__Task to complete__.
Could you write out every record below exactly, leaving out any pictures?

__Excerpted records__.
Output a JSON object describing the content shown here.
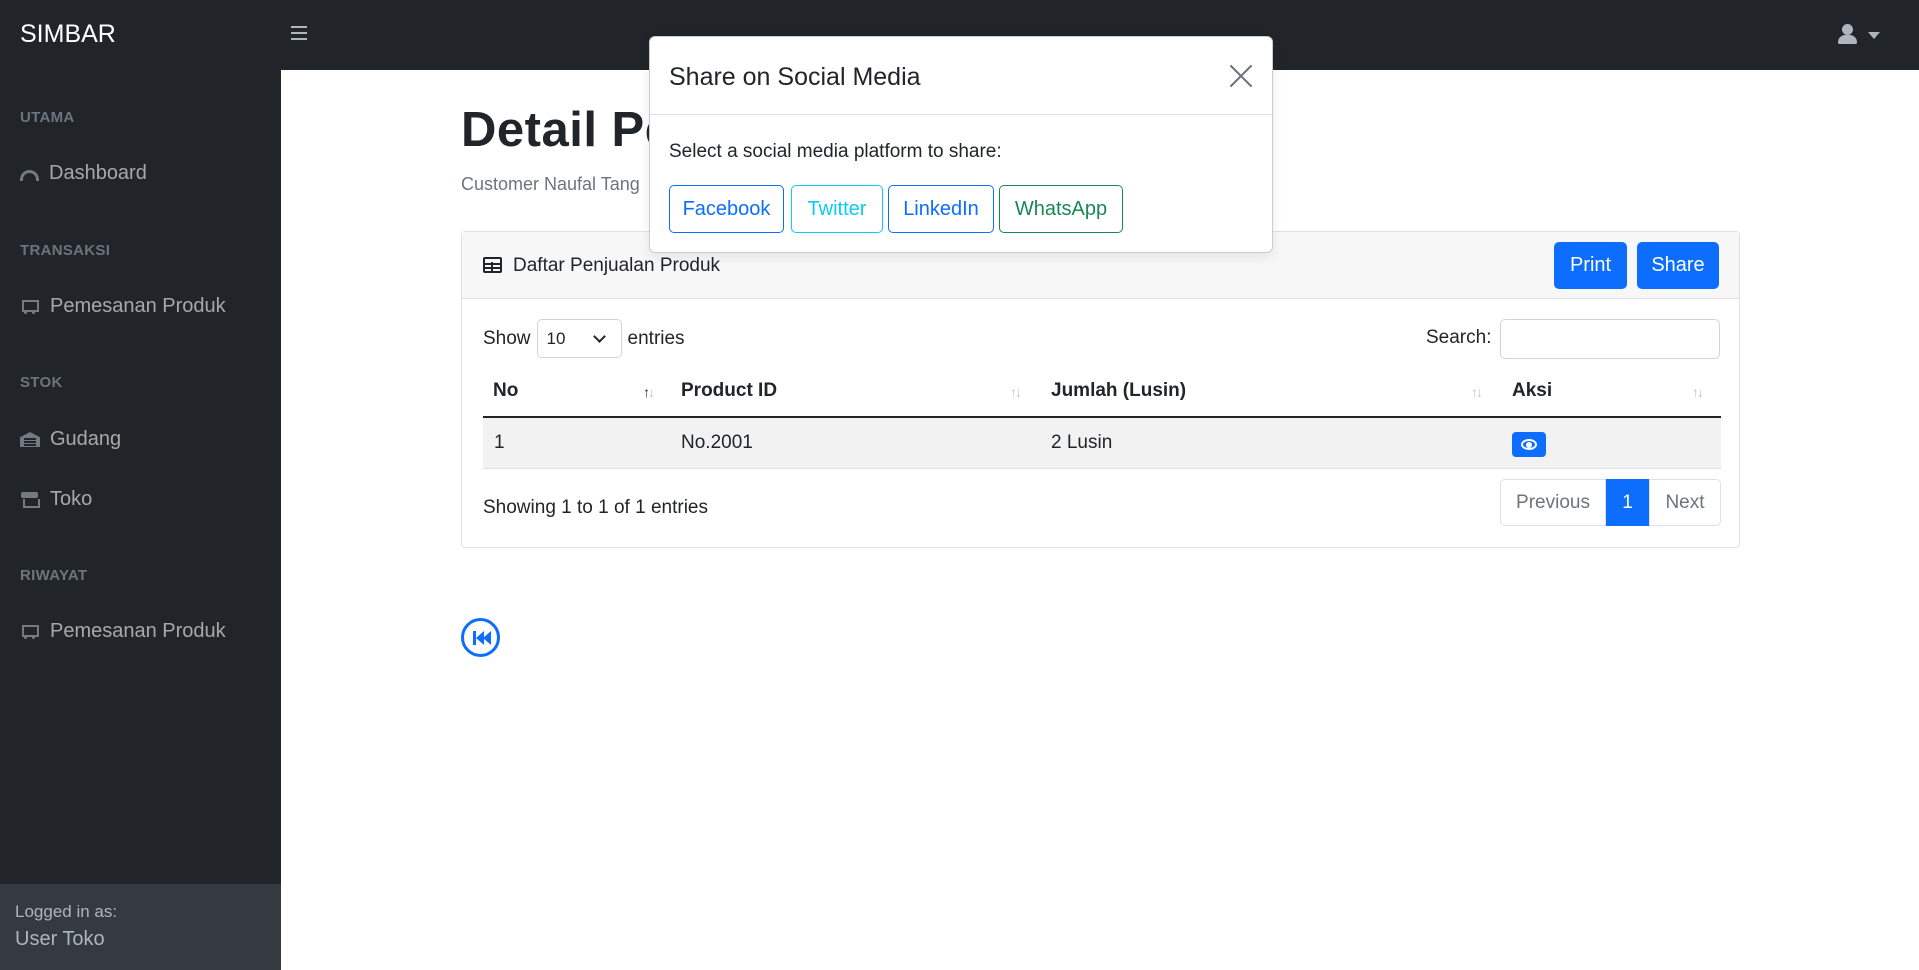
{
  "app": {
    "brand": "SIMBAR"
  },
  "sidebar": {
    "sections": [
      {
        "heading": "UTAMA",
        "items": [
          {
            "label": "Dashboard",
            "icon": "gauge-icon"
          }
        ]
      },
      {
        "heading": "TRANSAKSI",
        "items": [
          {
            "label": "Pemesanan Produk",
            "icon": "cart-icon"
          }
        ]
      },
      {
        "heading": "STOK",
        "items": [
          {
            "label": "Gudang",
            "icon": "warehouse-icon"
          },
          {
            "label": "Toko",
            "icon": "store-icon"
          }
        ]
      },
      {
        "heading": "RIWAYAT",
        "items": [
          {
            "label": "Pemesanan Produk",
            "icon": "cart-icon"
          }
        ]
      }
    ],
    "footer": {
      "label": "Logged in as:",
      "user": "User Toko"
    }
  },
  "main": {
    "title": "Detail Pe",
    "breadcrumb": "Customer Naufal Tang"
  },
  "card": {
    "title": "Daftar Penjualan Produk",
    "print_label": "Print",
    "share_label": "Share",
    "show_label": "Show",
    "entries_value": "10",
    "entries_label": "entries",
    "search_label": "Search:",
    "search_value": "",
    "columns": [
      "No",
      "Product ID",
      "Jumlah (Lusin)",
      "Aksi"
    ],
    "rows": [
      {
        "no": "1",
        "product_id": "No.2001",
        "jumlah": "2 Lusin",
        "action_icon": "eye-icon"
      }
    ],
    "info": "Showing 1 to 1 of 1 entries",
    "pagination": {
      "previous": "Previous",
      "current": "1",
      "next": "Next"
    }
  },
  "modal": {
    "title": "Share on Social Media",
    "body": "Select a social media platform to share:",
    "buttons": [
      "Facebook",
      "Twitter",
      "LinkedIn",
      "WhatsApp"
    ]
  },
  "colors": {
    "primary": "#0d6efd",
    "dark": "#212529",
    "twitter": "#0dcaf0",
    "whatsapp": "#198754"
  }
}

__Exercise result__.
Output a JSON object describing the content shown here.
{
  "app": {
    "brand": "SIMBAR"
  },
  "sidebar": {
    "sections": [
      {
        "heading": "UTAMA",
        "items": [
          {
            "label": "Dashboard",
            "icon": "gauge-icon"
          }
        ]
      },
      {
        "heading": "TRANSAKSI",
        "items": [
          {
            "label": "Pemesanan Produk",
            "icon": "cart-icon"
          }
        ]
      },
      {
        "heading": "STOK",
        "items": [
          {
            "label": "Gudang",
            "icon": "warehouse-icon"
          },
          {
            "label": "Toko",
            "icon": "store-icon"
          }
        ]
      },
      {
        "heading": "RIWAYAT",
        "items": [
          {
            "label": "Pemesanan Produk",
            "icon": "cart-icon"
          }
        ]
      }
    ],
    "footer": {
      "label": "Logged in as:",
      "user": "User Toko"
    }
  },
  "main": {
    "title": "Detail Pe",
    "breadcrumb": "Customer Naufal Tang"
  },
  "card": {
    "title": "Daftar Penjualan Produk",
    "print_label": "Print",
    "share_label": "Share",
    "show_label": "Show",
    "entries_value": "10",
    "entries_label": "entries",
    "search_label": "Search:",
    "search_value": "",
    "columns": [
      "No",
      "Product ID",
      "Jumlah (Lusin)",
      "Aksi"
    ],
    "rows": [
      {
        "no": "1",
        "product_id": "No.2001",
        "jumlah": "2 Lusin",
        "action_icon": "eye-icon"
      }
    ],
    "info": "Showing 1 to 1 of 1 entries",
    "pagination": {
      "previous": "Previous",
      "current": "1",
      "next": "Next"
    }
  },
  "modal": {
    "title": "Share on Social Media",
    "body": "Select a social media platform to share:",
    "buttons": [
      "Facebook",
      "Twitter",
      "LinkedIn",
      "WhatsApp"
    ]
  },
  "colors": {
    "primary": "#0d6efd",
    "dark": "#212529",
    "twitter": "#0dcaf0",
    "whatsapp": "#198754"
  }
}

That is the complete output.